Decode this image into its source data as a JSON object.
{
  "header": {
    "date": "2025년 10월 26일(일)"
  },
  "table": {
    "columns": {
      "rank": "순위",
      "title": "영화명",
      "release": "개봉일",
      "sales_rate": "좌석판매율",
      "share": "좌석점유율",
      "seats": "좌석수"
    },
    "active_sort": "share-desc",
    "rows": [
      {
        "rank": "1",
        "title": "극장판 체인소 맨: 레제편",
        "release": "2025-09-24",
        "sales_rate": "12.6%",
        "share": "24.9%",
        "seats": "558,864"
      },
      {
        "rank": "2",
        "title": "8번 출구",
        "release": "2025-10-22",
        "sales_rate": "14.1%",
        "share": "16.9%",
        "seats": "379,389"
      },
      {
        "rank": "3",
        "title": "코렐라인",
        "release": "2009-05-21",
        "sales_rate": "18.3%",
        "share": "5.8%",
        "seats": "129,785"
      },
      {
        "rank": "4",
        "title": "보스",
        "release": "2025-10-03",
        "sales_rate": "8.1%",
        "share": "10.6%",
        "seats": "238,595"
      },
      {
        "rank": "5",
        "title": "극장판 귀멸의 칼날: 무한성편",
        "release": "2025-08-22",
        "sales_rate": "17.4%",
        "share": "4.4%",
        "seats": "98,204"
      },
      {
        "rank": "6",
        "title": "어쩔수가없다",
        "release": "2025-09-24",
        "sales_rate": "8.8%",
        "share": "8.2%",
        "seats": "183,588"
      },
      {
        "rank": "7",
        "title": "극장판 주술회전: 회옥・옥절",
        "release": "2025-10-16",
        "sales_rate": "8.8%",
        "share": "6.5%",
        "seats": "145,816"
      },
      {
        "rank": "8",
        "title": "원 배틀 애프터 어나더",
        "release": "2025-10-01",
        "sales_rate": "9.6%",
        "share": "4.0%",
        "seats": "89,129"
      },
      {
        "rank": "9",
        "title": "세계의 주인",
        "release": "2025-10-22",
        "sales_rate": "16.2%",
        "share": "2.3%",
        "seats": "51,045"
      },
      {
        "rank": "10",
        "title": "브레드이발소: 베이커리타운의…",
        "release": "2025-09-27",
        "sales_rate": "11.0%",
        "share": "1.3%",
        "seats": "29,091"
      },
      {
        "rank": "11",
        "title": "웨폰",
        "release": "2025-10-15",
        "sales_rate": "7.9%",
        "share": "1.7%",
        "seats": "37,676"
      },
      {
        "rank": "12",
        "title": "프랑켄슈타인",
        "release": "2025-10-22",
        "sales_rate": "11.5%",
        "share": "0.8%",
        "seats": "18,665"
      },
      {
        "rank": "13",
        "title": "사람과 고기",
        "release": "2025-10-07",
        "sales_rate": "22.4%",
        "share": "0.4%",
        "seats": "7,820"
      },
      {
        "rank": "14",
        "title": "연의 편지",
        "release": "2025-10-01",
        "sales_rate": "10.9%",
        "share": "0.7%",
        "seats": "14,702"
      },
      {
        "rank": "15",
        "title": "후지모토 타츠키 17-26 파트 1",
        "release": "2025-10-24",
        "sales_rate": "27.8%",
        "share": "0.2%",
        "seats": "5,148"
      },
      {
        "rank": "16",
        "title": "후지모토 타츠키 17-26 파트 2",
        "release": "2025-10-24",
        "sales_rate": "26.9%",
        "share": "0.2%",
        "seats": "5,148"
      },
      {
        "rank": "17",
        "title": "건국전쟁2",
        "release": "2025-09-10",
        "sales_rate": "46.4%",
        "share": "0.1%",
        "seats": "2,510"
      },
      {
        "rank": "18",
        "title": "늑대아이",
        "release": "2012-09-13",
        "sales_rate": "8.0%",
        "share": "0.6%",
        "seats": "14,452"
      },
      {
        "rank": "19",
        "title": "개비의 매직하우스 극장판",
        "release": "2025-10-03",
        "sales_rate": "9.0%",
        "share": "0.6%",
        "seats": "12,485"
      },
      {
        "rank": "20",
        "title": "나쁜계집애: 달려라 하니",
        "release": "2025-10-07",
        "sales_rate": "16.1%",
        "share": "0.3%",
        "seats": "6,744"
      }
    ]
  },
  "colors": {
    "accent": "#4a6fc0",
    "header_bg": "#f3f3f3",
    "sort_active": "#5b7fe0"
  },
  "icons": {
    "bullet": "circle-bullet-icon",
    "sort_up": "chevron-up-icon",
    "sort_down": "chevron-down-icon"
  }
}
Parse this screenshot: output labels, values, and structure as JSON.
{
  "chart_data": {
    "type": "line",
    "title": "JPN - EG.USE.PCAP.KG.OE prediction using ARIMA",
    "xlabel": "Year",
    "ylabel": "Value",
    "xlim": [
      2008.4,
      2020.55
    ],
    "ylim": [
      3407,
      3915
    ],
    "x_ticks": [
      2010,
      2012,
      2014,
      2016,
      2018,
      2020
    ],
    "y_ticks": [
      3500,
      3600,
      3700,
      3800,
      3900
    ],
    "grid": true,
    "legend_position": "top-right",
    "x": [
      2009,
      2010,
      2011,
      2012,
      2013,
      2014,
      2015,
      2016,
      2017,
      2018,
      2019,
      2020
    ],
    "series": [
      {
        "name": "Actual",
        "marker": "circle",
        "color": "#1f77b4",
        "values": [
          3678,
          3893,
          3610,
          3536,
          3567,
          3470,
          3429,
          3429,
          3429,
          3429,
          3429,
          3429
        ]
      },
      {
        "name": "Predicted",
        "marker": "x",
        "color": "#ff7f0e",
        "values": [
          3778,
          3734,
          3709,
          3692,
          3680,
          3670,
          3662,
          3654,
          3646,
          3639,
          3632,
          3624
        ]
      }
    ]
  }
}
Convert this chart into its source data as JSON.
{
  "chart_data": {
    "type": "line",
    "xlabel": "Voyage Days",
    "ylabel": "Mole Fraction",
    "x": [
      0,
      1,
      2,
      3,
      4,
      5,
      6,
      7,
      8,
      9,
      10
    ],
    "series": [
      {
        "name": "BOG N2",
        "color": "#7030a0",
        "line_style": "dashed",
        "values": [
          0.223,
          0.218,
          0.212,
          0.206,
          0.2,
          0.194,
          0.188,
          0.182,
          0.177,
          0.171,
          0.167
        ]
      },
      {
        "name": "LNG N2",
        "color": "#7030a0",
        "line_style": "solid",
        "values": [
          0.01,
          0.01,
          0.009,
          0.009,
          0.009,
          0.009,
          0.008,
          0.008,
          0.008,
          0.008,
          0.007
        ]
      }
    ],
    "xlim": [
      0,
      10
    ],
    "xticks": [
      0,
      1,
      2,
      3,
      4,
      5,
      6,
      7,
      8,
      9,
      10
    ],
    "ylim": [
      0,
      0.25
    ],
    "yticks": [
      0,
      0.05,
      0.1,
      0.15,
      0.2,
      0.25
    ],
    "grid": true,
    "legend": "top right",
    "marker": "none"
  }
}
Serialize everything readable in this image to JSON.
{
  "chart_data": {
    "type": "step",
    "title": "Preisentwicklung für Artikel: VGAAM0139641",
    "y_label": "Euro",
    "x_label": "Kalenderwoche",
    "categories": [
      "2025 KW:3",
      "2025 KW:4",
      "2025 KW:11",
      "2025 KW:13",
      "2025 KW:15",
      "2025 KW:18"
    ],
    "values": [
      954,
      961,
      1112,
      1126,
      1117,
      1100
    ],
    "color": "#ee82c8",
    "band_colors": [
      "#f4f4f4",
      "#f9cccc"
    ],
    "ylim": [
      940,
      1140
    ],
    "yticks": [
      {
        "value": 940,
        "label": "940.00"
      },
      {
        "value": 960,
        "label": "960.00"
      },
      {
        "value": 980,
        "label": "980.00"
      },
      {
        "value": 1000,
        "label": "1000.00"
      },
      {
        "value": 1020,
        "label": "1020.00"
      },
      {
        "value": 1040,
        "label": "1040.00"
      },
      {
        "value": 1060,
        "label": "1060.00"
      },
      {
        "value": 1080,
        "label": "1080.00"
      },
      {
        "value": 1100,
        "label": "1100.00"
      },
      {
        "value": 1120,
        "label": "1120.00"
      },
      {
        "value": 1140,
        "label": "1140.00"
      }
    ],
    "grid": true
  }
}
----------
> **Your objective**: Only the lines from the one containing "Serialize everything readable" through the end of the entries above belong in the answer; repeat them exactly.

> **Expected output**:
Serialize everything readable in this image to JSON.
{
  "chart_data": {
    "type": "step",
    "title": "Preisentwicklung für Artikel: VGAAM0139641",
    "y_label": "Euro",
    "x_label": "Kalenderwoche",
    "categories": [
      "2025 KW:3",
      "2025 KW:4",
      "2025 KW:11",
      "2025 KW:13",
      "2025 KW:15",
      "2025 KW:18"
    ],
    "values": [
      954,
      961,
      1112,
      1126,
      1117,
      1100
    ],
    "color": "#ee82c8",
    "band_colors": [
      "#f4f4f4",
      "#f9cccc"
    ],
    "ylim": [
      940,
      1140
    ],
    "yticks": [
      {
        "value": 940,
        "label": "940.00"
      },
      {
        "value": 960,
        "label": "960.00"
      },
      {
        "value": 980,
        "label": "980.00"
      },
      {
        "value": 1000,
        "label": "1000.00"
      },
      {
        "value": 1020,
        "label": "1020.00"
      },
      {
        "value": 1040,
        "label": "1040.00"
      },
      {
        "value": 1060,
        "label": "1060.00"
      },
      {
        "value": 1080,
        "label": "1080.00"
      },
      {
        "value": 1100,
        "label": "1100.00"
      },
      {
        "value": 1120,
        "label": "1120.00"
      },
      {
        "value": 1140,
        "label": "1140.00"
      }
    ],
    "grid": true
  }
}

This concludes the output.